What is required: Find the string "object" and gather every line that holds it.

Data shown:
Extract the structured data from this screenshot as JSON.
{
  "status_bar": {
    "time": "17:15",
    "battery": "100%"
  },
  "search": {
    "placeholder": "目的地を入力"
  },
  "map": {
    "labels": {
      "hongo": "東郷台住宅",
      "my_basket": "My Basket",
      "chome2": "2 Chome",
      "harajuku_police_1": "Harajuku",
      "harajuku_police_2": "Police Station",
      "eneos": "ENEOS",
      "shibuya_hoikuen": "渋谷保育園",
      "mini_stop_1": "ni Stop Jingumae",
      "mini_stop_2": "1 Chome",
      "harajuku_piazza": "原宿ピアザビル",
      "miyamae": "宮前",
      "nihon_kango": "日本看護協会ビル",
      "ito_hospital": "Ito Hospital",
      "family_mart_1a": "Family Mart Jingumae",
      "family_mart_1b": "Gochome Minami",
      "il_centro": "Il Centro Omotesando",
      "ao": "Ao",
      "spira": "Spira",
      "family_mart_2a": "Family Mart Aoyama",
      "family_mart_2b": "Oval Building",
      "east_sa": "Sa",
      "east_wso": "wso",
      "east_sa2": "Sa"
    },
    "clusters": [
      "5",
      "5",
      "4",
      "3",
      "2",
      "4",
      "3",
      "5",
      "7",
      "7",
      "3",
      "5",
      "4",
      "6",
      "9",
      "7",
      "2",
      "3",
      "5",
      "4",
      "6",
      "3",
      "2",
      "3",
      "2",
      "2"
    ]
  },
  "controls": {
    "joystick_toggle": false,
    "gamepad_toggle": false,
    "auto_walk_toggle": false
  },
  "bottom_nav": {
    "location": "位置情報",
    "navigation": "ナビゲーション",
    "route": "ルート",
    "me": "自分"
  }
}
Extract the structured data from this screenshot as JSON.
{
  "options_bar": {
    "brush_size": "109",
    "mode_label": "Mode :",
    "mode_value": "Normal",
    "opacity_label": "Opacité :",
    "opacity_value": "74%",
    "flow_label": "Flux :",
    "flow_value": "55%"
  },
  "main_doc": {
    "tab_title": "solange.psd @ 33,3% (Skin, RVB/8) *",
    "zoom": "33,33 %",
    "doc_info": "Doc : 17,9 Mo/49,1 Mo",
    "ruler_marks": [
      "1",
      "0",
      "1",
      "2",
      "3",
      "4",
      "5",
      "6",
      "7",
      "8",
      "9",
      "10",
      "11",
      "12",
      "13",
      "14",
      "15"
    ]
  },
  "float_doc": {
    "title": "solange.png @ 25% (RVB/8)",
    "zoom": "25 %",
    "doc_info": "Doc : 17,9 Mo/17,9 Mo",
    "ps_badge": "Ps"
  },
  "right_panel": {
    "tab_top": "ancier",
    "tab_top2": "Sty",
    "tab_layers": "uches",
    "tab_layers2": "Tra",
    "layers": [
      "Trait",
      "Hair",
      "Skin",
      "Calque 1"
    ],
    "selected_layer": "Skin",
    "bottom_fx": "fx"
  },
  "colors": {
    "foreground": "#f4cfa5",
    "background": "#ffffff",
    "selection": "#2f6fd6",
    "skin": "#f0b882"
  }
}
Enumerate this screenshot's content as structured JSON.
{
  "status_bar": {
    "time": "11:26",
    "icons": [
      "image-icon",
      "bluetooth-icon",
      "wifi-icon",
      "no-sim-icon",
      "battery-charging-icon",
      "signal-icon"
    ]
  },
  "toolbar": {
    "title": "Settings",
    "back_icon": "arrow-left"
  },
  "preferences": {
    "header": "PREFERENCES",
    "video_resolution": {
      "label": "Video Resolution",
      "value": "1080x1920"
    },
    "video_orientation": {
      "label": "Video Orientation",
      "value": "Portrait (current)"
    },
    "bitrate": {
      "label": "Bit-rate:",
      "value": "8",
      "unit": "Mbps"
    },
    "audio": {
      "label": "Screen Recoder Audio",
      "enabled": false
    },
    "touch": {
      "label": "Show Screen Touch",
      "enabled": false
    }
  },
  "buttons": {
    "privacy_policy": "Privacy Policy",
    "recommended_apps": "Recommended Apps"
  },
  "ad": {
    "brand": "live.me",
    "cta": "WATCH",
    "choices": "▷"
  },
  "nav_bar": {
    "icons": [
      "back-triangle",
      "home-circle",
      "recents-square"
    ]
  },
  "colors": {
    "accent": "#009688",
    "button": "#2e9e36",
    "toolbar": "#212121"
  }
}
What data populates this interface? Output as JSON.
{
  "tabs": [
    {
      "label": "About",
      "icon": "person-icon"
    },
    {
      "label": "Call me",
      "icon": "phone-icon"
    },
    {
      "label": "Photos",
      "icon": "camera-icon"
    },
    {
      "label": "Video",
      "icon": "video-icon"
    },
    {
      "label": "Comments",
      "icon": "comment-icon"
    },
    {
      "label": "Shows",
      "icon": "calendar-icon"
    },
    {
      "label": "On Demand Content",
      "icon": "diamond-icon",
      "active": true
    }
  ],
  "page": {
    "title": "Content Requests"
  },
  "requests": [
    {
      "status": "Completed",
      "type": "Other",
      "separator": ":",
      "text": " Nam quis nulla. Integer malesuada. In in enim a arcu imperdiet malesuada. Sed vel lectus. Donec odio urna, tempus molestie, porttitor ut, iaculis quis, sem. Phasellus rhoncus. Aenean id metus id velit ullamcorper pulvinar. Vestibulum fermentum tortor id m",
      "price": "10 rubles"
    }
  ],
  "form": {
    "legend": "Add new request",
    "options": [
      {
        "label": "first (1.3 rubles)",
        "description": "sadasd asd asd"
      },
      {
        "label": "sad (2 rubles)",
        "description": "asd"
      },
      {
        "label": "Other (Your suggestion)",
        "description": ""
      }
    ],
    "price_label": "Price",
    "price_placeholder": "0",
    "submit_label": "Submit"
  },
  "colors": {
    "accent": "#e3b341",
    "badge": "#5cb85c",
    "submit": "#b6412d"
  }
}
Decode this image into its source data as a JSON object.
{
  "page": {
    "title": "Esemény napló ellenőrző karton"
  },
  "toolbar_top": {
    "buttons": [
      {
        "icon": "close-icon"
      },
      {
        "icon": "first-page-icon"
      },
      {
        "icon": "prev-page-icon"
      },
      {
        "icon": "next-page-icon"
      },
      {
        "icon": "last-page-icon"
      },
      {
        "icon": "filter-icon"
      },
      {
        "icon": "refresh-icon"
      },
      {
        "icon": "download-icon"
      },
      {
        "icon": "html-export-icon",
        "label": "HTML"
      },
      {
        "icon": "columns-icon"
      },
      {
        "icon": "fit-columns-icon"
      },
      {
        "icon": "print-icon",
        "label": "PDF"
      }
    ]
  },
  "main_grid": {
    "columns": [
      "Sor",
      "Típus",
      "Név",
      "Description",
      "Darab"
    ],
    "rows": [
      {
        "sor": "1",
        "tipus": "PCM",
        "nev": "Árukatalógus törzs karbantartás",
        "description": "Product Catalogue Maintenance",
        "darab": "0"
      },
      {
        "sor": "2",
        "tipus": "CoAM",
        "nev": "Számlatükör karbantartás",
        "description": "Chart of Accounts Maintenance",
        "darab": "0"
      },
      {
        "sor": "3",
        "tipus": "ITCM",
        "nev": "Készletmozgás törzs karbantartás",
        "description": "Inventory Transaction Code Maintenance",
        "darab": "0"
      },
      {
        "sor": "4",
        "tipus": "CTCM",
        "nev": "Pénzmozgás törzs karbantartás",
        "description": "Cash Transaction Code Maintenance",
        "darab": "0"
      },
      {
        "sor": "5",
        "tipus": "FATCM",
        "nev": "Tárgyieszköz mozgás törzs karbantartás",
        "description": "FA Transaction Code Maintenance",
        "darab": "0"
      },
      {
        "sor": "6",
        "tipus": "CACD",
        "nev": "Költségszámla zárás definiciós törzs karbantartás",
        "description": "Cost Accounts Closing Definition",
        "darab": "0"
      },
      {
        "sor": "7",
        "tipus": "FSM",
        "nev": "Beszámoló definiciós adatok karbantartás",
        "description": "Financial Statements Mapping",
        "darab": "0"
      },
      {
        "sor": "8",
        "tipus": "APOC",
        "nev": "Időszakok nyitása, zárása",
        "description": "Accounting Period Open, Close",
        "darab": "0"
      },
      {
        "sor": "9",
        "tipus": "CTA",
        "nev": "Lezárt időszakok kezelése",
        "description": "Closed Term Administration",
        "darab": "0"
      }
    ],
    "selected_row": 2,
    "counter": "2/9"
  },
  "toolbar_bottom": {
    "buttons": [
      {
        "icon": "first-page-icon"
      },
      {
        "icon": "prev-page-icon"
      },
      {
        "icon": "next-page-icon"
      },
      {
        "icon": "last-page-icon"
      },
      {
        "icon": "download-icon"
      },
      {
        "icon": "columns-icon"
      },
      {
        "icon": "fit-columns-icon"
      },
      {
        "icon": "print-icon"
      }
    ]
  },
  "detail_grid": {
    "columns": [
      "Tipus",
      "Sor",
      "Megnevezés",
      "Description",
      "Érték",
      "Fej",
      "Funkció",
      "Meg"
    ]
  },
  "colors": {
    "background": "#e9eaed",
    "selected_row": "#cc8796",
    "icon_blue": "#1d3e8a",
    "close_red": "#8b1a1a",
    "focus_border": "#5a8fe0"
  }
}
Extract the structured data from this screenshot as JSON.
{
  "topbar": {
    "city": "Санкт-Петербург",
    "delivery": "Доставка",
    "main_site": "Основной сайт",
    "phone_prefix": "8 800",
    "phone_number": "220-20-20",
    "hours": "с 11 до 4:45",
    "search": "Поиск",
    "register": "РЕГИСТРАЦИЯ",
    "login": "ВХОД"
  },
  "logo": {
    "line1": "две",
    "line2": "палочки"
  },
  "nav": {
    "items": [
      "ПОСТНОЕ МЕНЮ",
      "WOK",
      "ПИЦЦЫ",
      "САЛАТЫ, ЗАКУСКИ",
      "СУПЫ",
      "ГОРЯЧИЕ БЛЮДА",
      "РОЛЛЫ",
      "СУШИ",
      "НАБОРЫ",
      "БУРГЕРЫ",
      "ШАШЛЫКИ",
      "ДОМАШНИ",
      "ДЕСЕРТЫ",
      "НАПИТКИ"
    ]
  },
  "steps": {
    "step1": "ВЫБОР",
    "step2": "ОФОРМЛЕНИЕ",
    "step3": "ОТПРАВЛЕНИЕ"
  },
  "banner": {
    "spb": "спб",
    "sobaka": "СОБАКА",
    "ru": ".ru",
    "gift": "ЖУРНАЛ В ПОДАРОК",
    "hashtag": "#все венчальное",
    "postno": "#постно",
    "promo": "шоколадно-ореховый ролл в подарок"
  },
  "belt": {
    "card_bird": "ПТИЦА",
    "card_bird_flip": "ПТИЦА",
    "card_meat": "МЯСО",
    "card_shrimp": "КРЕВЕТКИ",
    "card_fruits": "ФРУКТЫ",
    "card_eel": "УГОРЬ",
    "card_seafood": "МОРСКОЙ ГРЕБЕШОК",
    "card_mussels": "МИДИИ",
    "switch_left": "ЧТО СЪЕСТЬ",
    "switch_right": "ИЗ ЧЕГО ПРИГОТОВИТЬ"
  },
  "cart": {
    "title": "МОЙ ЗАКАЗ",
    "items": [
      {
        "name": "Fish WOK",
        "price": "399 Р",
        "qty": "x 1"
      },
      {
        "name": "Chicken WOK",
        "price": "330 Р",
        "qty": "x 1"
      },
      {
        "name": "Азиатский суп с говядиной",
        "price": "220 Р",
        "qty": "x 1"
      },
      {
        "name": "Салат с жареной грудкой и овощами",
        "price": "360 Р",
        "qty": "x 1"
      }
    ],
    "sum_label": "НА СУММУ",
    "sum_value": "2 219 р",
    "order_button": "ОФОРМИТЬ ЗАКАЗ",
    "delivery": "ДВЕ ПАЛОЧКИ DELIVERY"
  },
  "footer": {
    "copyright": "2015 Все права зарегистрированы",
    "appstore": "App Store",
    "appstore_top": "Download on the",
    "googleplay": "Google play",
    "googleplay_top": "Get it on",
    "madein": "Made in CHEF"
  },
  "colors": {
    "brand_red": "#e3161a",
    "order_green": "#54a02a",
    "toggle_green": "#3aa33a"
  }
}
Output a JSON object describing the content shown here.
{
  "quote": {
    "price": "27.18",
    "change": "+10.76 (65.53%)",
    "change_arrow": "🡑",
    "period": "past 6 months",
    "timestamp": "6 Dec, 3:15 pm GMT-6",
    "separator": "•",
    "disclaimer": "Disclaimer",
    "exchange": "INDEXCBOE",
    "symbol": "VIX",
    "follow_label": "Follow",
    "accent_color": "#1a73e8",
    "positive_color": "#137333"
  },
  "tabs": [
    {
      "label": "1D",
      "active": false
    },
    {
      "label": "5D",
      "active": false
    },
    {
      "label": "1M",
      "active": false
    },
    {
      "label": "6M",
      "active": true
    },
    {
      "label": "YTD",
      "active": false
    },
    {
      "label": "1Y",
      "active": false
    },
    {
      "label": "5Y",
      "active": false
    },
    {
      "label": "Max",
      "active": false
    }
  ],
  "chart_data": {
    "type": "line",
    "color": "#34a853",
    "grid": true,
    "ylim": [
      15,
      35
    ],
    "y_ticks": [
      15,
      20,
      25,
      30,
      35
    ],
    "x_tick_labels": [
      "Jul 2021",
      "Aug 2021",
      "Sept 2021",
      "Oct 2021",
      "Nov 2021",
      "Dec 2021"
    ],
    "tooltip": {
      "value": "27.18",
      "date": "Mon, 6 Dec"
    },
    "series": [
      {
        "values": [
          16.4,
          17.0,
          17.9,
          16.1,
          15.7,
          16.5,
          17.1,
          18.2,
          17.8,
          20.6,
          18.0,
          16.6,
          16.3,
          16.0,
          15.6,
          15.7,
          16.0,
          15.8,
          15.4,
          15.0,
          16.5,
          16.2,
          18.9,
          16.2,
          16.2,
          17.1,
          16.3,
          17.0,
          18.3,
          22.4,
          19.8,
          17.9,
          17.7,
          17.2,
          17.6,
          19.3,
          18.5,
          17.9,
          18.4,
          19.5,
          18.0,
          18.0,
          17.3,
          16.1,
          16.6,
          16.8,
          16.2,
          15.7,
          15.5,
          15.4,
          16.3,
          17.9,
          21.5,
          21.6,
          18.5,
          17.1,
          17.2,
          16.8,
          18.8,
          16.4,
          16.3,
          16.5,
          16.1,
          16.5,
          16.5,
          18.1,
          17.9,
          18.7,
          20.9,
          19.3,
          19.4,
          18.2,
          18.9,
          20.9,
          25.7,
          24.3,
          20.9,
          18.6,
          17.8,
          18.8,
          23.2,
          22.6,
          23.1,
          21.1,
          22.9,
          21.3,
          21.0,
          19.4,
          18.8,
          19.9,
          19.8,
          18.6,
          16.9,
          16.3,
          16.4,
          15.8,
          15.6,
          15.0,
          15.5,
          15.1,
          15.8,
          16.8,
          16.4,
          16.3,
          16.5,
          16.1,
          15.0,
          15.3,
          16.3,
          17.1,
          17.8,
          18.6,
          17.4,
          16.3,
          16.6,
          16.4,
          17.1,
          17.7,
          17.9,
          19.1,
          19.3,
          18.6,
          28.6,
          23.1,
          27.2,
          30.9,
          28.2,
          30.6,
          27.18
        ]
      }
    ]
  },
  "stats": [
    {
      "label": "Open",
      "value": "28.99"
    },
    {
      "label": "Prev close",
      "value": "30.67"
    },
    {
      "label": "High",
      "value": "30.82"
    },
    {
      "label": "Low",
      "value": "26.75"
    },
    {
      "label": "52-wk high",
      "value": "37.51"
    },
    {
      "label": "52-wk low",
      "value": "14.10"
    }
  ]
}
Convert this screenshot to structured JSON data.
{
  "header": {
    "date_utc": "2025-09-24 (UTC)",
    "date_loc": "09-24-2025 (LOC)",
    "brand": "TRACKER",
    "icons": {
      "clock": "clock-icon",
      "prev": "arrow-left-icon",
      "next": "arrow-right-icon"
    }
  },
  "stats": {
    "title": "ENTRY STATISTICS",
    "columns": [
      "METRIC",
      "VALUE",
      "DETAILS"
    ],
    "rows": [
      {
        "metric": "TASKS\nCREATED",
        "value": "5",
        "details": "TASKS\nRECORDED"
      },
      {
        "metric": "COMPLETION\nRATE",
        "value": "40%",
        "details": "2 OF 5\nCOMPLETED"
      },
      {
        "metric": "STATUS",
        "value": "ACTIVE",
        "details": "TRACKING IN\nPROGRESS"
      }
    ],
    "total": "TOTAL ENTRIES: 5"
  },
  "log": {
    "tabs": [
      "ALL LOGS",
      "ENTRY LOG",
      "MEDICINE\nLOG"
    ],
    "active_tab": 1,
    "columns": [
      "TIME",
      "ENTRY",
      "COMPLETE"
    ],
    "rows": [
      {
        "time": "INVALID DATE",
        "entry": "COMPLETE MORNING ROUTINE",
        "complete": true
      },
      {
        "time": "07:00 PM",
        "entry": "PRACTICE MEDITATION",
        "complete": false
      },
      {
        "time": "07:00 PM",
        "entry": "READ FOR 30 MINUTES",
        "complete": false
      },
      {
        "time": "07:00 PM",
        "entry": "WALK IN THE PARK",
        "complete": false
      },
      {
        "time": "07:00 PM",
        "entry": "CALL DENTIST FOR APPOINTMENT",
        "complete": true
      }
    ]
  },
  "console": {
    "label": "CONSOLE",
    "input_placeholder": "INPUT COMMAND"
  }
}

Full output:
Decode this image into its source data as a JSON object.
Output a JSON object describing the content shown here.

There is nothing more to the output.